* **WORK REQUIRED**: Find the lines holding "this" and copy them.

(Excerpt from a dataset)
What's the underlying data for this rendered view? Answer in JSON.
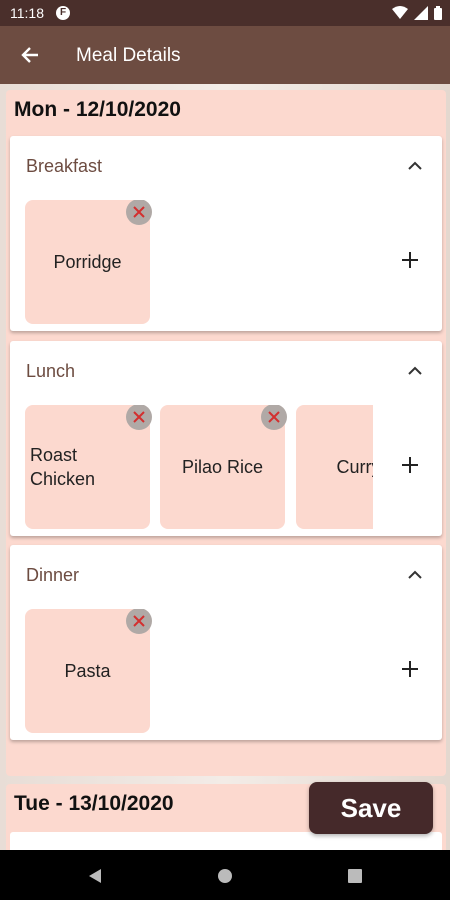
{
  "status_bar": {
    "time": "11:18",
    "app_icon_letter": "F"
  },
  "app_bar": {
    "title": "Meal Details"
  },
  "days": [
    {
      "day": "Mon",
      "separator": " - ",
      "date": "12/10/2020",
      "meals": [
        {
          "title": "Breakfast",
          "items": [
            "Porridge"
          ]
        },
        {
          "title": "Lunch",
          "items": [
            "Roast Chicken",
            "Pilao Rice",
            "Curry"
          ]
        },
        {
          "title": "Dinner",
          "items": [
            "Pasta"
          ]
        }
      ]
    },
    {
      "day": "Tue",
      "separator": " - ",
      "date": "13/10/2020"
    }
  ],
  "save_label": "Save",
  "colors": {
    "app_bar": "#6d4c41",
    "status_bar": "#4a2f2b",
    "card_tint": "#fcd9cf",
    "save_button": "#45292a",
    "remove_icon": "#d32f2f"
  },
  "icons": {
    "back": "arrow-left-icon",
    "collapse": "chevron-up-icon",
    "add": "plus-icon",
    "remove": "close-icon"
  }
}
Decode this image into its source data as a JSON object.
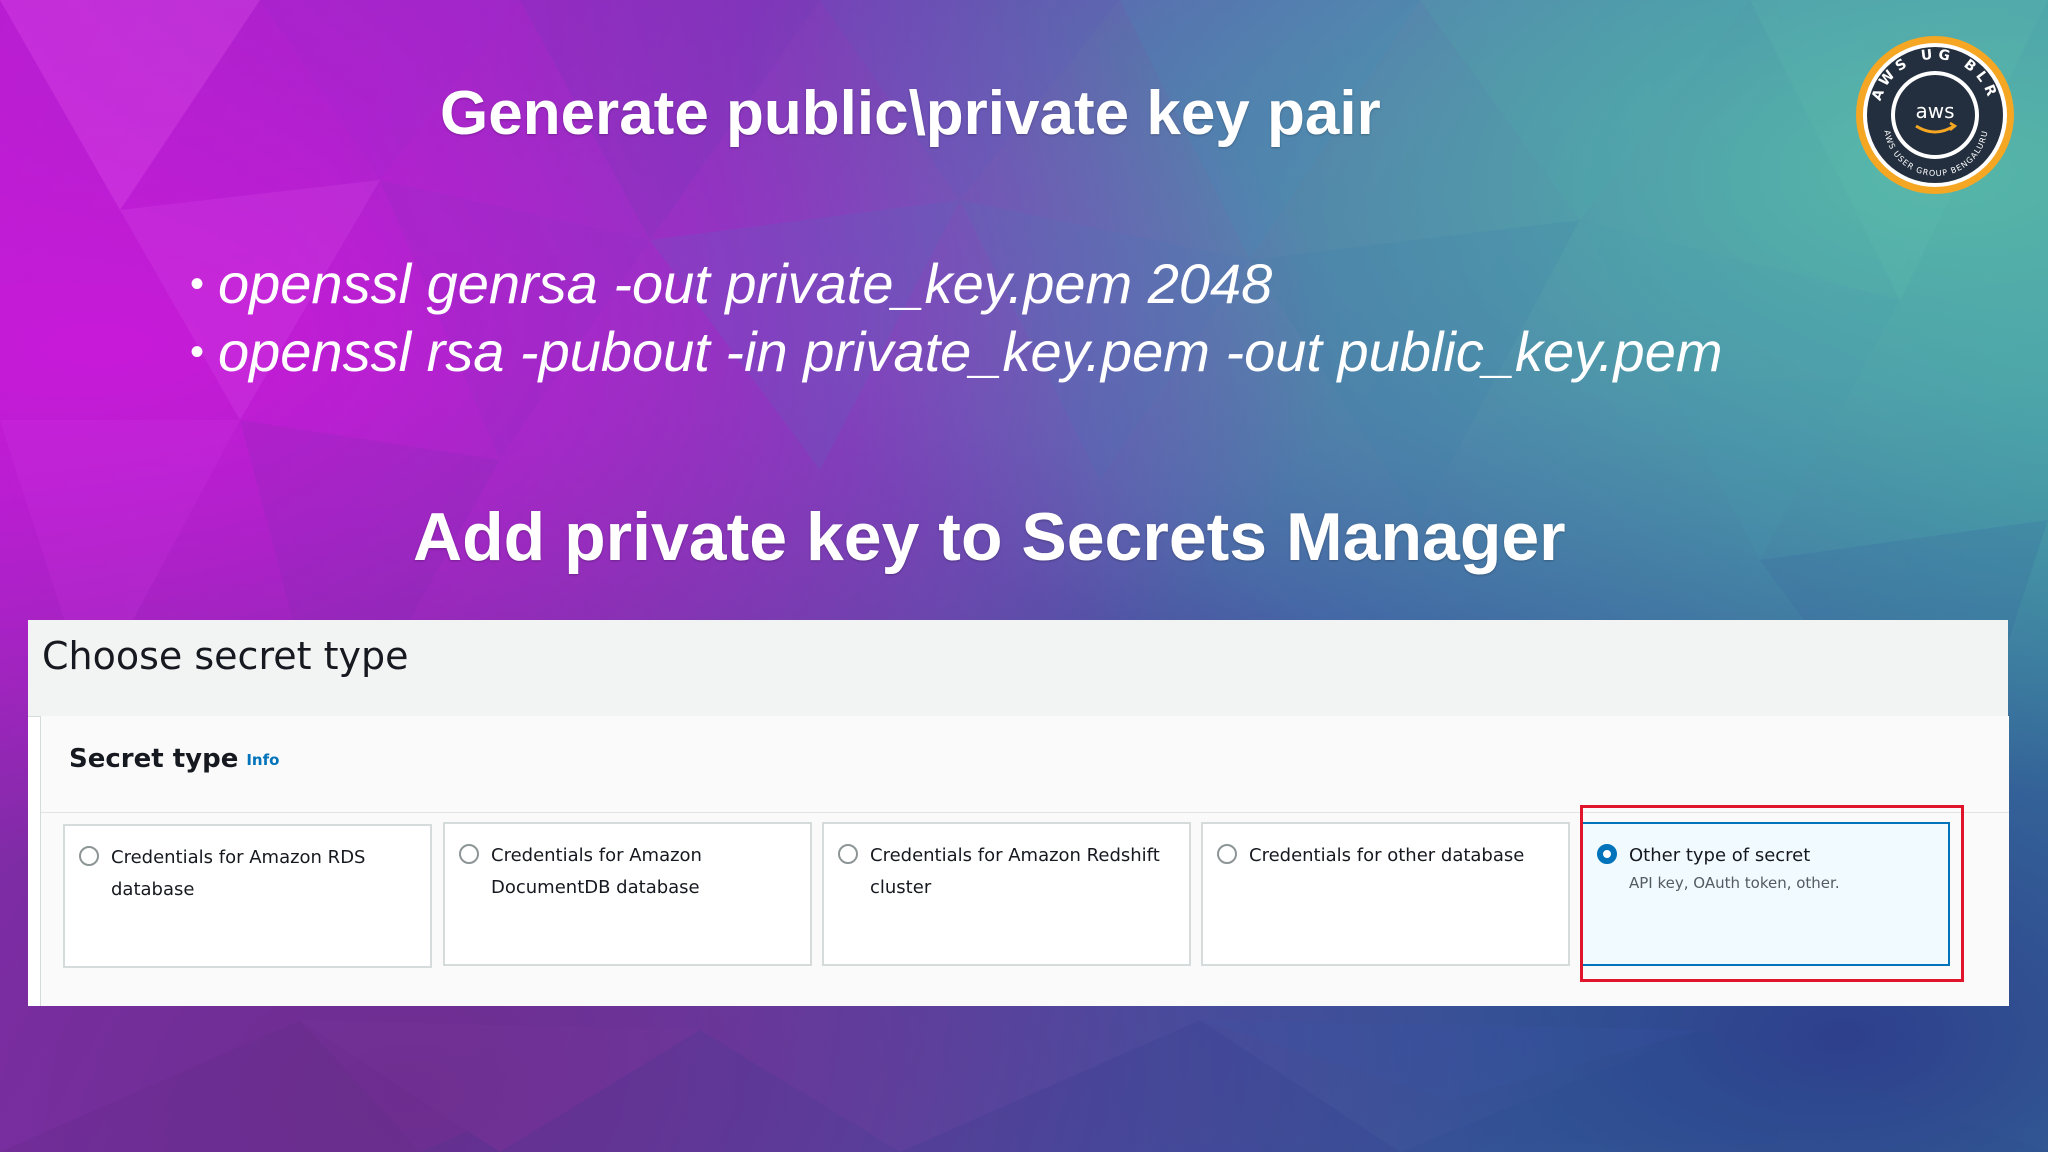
{
  "slide": {
    "heading_1": "Generate public\\private key pair",
    "commands": [
      "openssl genrsa -out private_key.pem 2048",
      "openssl rsa -pubout -in private_key.pem -out public_key.pem"
    ],
    "bullet": "•",
    "heading_2": "Add private key to Secrets Manager",
    "logo": {
      "ring_text": "AWS UG BLR",
      "center_text": "aws",
      "subtext": "AWS USER GROUP BENGALURU",
      "ring_color": "#f5a623",
      "inner_color": "#232f3e"
    }
  },
  "console": {
    "page_title": "Choose secret type",
    "section_title": "Secret type",
    "info_link": "Info",
    "options": [
      {
        "label": "Credentials for Amazon RDS database",
        "description": "",
        "selected": false
      },
      {
        "label": "Credentials for Amazon DocumentDB database",
        "description": "",
        "selected": false
      },
      {
        "label": "Credentials for Amazon Redshift cluster",
        "description": "",
        "selected": false
      },
      {
        "label": "Credentials for other database",
        "description": "",
        "selected": false
      },
      {
        "label": "Other type of secret",
        "description": "API key, OAuth token, other.",
        "selected": true
      }
    ],
    "highlight_color": "#e0142a",
    "accent_color": "#0073bb"
  }
}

* **PROBLEM SOLUTION**:
What's the underlying data for this rendered view? Answer in JSON.
Decode this image into its source data as a JSON object.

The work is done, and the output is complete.